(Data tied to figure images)
----------------

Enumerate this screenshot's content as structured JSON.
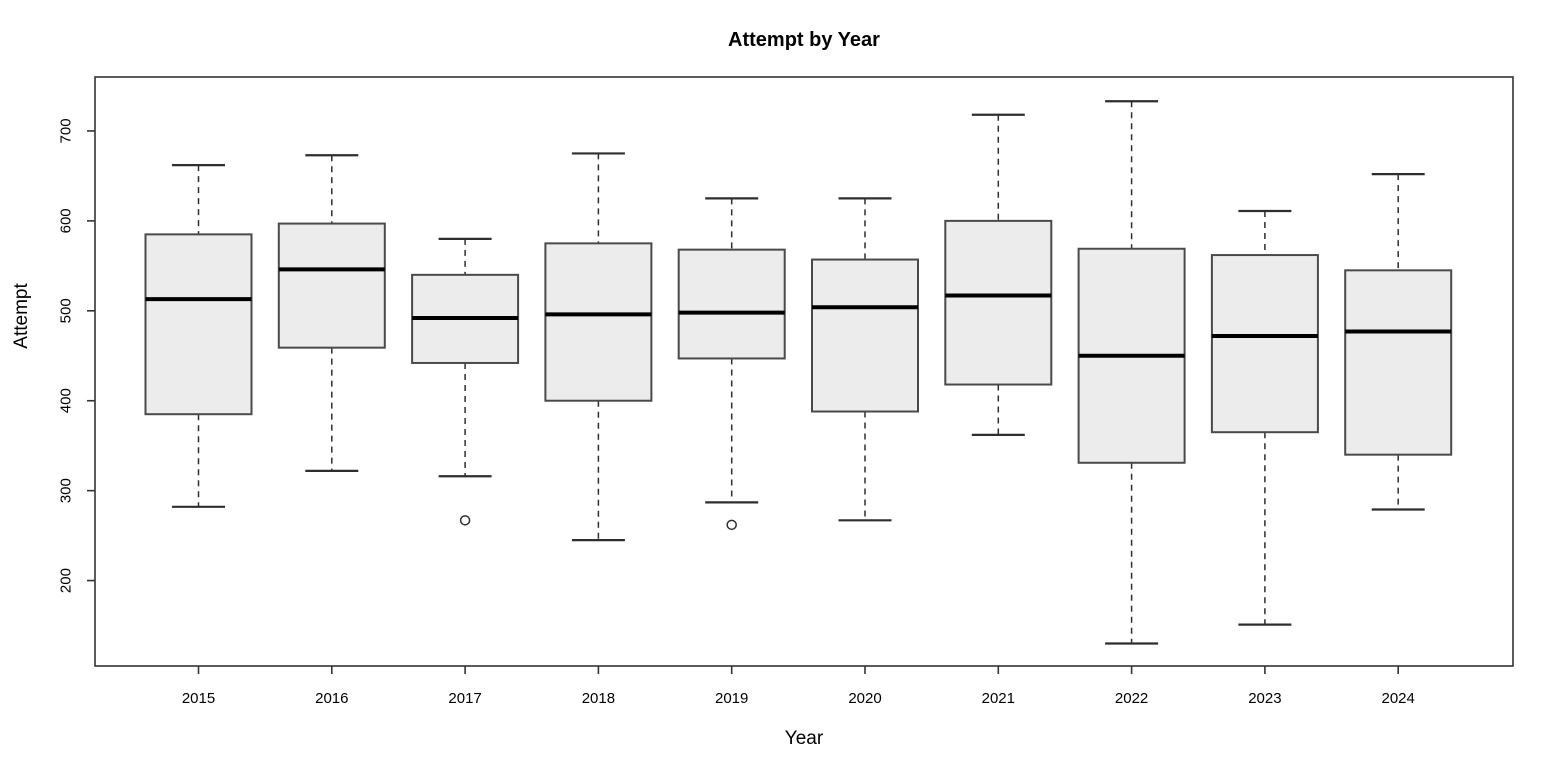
{
  "chart_data": {
    "type": "boxplot",
    "title": "Attempt by Year",
    "xlabel": "Year",
    "ylabel": "Attempt",
    "categories": [
      "2015",
      "2016",
      "2017",
      "2018",
      "2019",
      "2020",
      "2021",
      "2022",
      "2023",
      "2024"
    ],
    "yticks": [
      200,
      300,
      400,
      500,
      600,
      700
    ],
    "ylim": [
      105,
      760
    ],
    "grid": false,
    "legend": "none",
    "series": [
      {
        "category": "2015",
        "low": 282,
        "q1": 385,
        "median": 513,
        "q3": 585,
        "high": 662,
        "outliers": []
      },
      {
        "category": "2016",
        "low": 322,
        "q1": 459,
        "median": 546,
        "q3": 597,
        "high": 673,
        "outliers": []
      },
      {
        "category": "2017",
        "low": 316,
        "q1": 442,
        "median": 492,
        "q3": 540,
        "high": 580,
        "outliers": [
          267
        ]
      },
      {
        "category": "2018",
        "low": 245,
        "q1": 400,
        "median": 496,
        "q3": 575,
        "high": 675,
        "outliers": []
      },
      {
        "category": "2019",
        "low": 287,
        "q1": 447,
        "median": 498,
        "q3": 568,
        "high": 625,
        "outliers": [
          262
        ]
      },
      {
        "category": "2020",
        "low": 267,
        "q1": 388,
        "median": 504,
        "q3": 557,
        "high": 625,
        "outliers": []
      },
      {
        "category": "2021",
        "low": 362,
        "q1": 418,
        "median": 517,
        "q3": 600,
        "high": 718,
        "outliers": []
      },
      {
        "category": "2022",
        "low": 130,
        "q1": 331,
        "median": 450,
        "q3": 569,
        "high": 733,
        "outliers": []
      },
      {
        "category": "2023",
        "low": 151,
        "q1": 365,
        "median": 472,
        "q3": 562,
        "high": 611,
        "outliers": []
      },
      {
        "category": "2024",
        "low": 279,
        "q1": 340,
        "median": 477,
        "q3": 545,
        "high": 652,
        "outliers": []
      }
    ],
    "colors": {
      "background": "#ffffff",
      "box_fill": "#ececec",
      "box_border": "#4a4a4a",
      "median": "#000000",
      "whisker": "#2e2e2e",
      "axis": "#333333",
      "text": "#000000"
    }
  }
}
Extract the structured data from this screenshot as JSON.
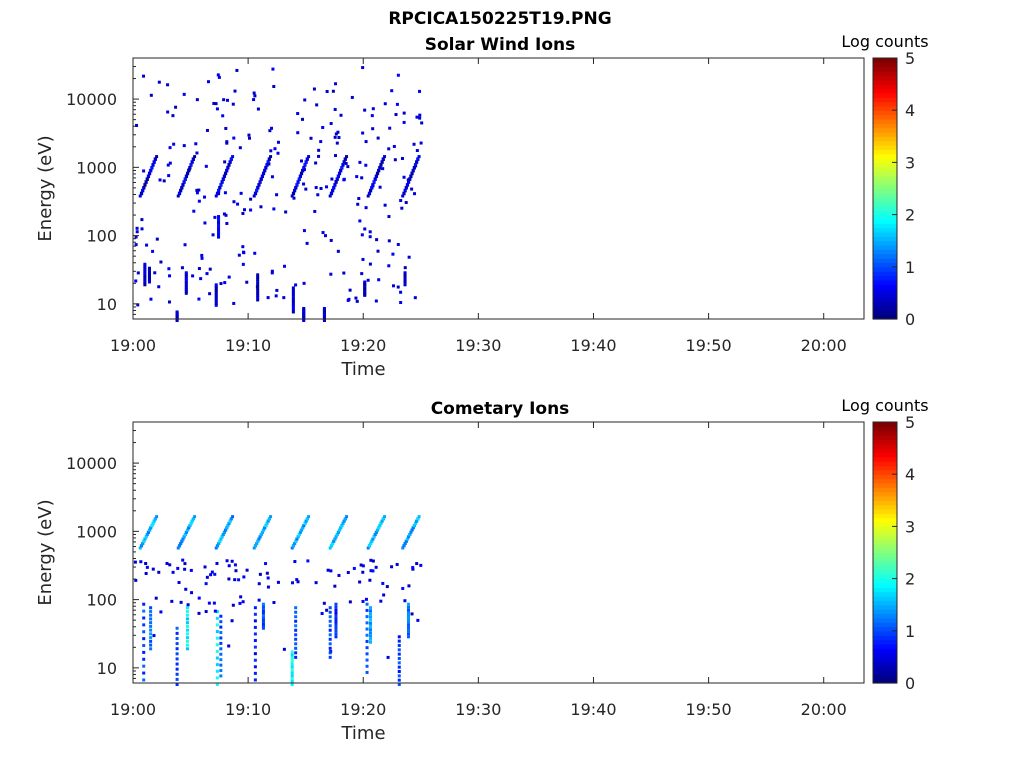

----------------

= TASK STATEMENT =
Without the pictures, return the entries exactly as they appear.

= OUTPUT =
Enumerate this screenshot's content as structured JSON.
{
  "chart_data": {
    "type": "boxplot",
    "title": "Attempt by Year",
    "xlabel": "Year",
    "ylabel": "Attempt",
    "categories": [
      "2015",
      "2016",
      "2017",
      "2018",
      "2019",
      "2020",
      "2021",
      "2022",
      "2023",
      "2024"
    ],
    "yticks": [
      200,
      300,
      400,
      500,
      600,
      700
    ],
    "ylim": [
      105,
      760
    ],
    "grid": false,
    "legend": "none",
    "series": [
      {
        "category": "2015",
        "low": 282,
        "q1": 385,
        "median": 513,
        "q3": 585,
        "high": 662,
        "outliers": []
      },
      {
        "category": "2016",
        "low": 322,
        "q1": 459,
        "median": 546,
        "q3": 597,
        "high": 673,
        "outliers": []
      },
      {
        "category": "2017",
        "low": 316,
        "q1": 442,
        "median": 492,
        "q3": 540,
        "high": 580,
        "outliers": [
          267
        ]
      },
      {
        "category": "2018",
        "low": 245,
        "q1": 400,
        "median": 496,
        "q3": 575,
        "high": 675,
        "outliers": []
      },
      {
        "category": "2019",
        "low": 287,
        "q1": 447,
        "median": 498,
        "q3": 568,
        "high": 625,
        "outliers": [
          262
        ]
      },
      {
        "category": "2020",
        "low": 267,
        "q1": 388,
        "median": 504,
        "q3": 557,
        "high": 625,
        "outliers": []
      },
      {
        "category": "2021",
        "low": 362,
        "q1": 418,
        "median": 517,
        "q3": 600,
        "high": 718,
        "outliers": []
      },
      {
        "category": "2022",
        "low": 130,
        "q1": 331,
        "median": 450,
        "q3": 569,
        "high": 733,
        "outliers": []
      },
      {
        "category": "2023",
        "low": 151,
        "q1": 365,
        "median": 472,
        "q3": 562,
        "high": 611,
        "outliers": []
      },
      {
        "category": "2024",
        "low": 279,
        "q1": 340,
        "median": 477,
        "q3": 545,
        "high": 652,
        "outliers": []
      }
    ],
    "colors": {
      "background": "#ffffff",
      "box_fill": "#ececec",
      "box_border": "#4a4a4a",
      "median": "#000000",
      "whisker": "#2e2e2e",
      "axis": "#333333",
      "text": "#000000"
    }
  }
}
Extract the structured data from this screenshot as JSON.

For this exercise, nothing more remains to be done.